| Instructions to follow |
Repeat each record below exactly as given.

======== Provided material ========

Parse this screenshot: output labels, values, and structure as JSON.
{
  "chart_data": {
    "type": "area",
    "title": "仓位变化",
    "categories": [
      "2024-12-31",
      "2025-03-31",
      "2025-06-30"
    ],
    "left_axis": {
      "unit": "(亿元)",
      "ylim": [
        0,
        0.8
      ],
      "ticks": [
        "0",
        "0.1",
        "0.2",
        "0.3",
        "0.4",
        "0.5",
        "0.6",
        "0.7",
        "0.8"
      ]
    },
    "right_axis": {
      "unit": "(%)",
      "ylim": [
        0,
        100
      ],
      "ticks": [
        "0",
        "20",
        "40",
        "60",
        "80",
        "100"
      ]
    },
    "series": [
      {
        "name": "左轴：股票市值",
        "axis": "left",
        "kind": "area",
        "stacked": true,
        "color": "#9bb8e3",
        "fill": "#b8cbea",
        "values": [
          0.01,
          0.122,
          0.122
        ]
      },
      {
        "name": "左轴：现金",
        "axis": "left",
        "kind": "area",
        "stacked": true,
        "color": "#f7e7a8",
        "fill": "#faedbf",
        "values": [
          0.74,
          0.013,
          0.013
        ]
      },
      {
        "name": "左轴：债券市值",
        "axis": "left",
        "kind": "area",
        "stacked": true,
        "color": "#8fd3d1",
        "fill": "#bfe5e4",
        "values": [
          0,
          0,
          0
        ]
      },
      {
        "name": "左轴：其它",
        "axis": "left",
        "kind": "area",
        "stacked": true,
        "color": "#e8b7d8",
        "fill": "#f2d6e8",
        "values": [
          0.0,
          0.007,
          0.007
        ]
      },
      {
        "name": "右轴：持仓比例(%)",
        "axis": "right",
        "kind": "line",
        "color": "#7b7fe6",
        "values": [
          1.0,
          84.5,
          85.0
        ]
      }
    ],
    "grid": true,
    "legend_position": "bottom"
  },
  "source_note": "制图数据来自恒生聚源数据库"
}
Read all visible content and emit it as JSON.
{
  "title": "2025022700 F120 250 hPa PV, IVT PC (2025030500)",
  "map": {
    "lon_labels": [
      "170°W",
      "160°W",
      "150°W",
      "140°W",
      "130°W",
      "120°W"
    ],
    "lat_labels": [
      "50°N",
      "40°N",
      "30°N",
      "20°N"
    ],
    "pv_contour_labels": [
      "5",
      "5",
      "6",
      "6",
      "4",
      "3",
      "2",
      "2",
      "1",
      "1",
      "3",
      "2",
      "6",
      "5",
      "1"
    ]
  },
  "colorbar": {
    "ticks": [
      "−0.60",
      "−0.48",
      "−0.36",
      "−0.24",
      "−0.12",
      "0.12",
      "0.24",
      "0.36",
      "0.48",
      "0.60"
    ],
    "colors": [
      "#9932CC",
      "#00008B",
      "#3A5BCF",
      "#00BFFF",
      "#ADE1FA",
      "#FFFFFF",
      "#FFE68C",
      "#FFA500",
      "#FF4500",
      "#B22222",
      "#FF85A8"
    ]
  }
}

========

| In response |
Parse this screenshot: output labels, values, and structure as JSON.
{
  "chart_data": {
    "type": "area",
    "title": "仓位变化",
    "categories": [
      "2024-12-31",
      "2025-03-31",
      "2025-06-30"
    ],
    "left_axis": {
      "unit": "(亿元)",
      "ylim": [
        0,
        0.8
      ],
      "ticks": [
        "0",
        "0.1",
        "0.2",
        "0.3",
        "0.4",
        "0.5",
        "0.6",
        "0.7",
        "0.8"
      ]
    },
    "right_axis": {
      "unit": "(%)",
      "ylim": [
        0,
        100
      ],
      "ticks": [
        "0",
        "20",
        "40",
        "60",
        "80",
        "100"
      ]
    },
    "series": [
      {
        "name": "左轴：股票市值",
        "axis": "left",
        "kind": "area",
        "stacked": true,
        "color": "#9bb8e3",
        "fill": "#b8cbea",
        "values": [
          0.01,
          0.122,
          0.122
        ]
      },
      {
        "name": "左轴：现金",
        "axis": "left",
        "kind": "area",
        "stacked": true,
        "color": "#f7e7a8",
        "fill": "#faedbf",
        "values": [
          0.74,
          0.013,
          0.013
        ]
      },
      {
        "name": "左轴：债券市值",
        "axis": "left",
        "kind": "area",
        "stacked": true,
        "color": "#8fd3d1",
        "fill": "#bfe5e4",
        "values": [
          0,
          0,
          0
        ]
      },
      {
        "name": "左轴：其它",
        "axis": "left",
        "kind": "area",
        "stacked": true,
        "color": "#e8b7d8",
        "fill": "#f2d6e8",
        "values": [
          0.0,
          0.007,
          0.007
        ]
      },
      {
        "name": "右轴：持仓比例(%)",
        "axis": "right",
        "kind": "line",
        "color": "#7b7fe6",
        "values": [
          1.0,
          84.5,
          85.0
        ]
      }
    ],
    "grid": true,
    "legend_position": "bottom"
  },
  "source_note": "制图数据来自恒生聚源数据库"
}
Read all visible content and emit it as JSON.
{
  "title": "2025022700 F120 250 hPa PV, IVT PC (2025030500)",
  "map": {
    "lon_labels": [
      "170°W",
      "160°W",
      "150°W",
      "140°W",
      "130°W",
      "120°W"
    ],
    "lat_labels": [
      "50°N",
      "40°N",
      "30°N",
      "20°N"
    ],
    "pv_contour_labels": [
      "5",
      "5",
      "6",
      "6",
      "4",
      "3",
      "2",
      "2",
      "1",
      "1",
      "3",
      "2",
      "6",
      "5",
      "1"
    ]
  },
  "colorbar": {
    "ticks": [
      "−0.60",
      "−0.48",
      "−0.36",
      "−0.24",
      "−0.12",
      "0.12",
      "0.24",
      "0.36",
      "0.48",
      "0.60"
    ],
    "colors": [
      "#9932CC",
      "#00008B",
      "#3A5BCF",
      "#00BFFF",
      "#ADE1FA",
      "#FFFFFF",
      "#FFE68C",
      "#FFA500",
      "#FF4500",
      "#B22222",
      "#FF85A8"
    ]
  }
}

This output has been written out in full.